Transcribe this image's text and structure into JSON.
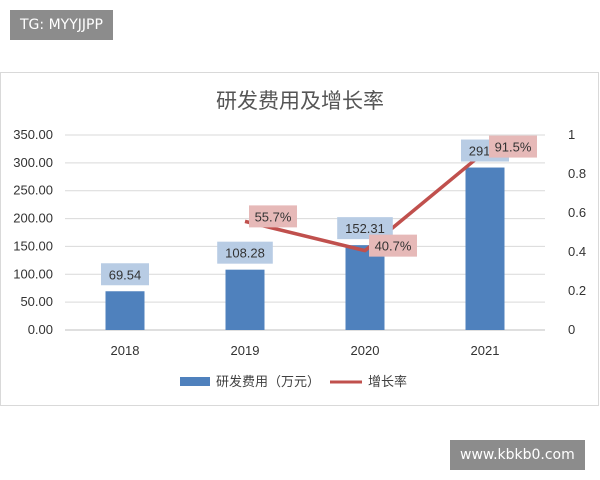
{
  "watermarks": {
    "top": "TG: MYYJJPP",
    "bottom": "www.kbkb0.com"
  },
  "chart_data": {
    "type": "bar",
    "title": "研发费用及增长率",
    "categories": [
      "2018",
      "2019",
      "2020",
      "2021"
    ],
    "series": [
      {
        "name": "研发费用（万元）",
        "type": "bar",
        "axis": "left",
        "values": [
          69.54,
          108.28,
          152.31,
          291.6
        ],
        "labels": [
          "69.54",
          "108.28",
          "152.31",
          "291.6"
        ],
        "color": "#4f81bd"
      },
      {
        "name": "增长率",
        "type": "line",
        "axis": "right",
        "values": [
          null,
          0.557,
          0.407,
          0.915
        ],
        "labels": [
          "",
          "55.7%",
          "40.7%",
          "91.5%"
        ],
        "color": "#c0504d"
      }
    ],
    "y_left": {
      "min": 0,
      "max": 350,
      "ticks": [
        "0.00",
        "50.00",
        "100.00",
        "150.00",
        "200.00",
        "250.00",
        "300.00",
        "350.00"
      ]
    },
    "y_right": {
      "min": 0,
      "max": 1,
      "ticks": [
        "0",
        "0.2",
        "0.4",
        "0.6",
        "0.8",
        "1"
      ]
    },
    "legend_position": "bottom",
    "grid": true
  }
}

_ _ _ _ _ _ _

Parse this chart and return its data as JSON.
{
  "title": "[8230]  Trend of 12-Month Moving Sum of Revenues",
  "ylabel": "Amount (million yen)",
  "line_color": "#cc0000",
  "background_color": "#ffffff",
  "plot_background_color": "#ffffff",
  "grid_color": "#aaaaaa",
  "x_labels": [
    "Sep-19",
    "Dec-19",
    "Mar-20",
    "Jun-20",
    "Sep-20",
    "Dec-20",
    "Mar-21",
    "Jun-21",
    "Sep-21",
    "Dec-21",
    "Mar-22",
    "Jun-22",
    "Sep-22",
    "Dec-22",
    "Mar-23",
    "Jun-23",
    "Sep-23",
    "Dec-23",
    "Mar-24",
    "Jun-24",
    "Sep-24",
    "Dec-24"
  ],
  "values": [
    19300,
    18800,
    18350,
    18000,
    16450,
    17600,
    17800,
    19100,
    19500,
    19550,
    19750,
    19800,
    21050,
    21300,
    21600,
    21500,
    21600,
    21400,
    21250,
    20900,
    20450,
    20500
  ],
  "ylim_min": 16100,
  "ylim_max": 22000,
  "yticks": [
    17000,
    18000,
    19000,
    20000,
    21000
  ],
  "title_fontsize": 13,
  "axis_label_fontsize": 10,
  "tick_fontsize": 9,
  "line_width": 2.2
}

_ _ _ _ _ _ _

- Your objective -
Compute how many lines include the string "JSON", then give that number by itself.

- Written solution -
2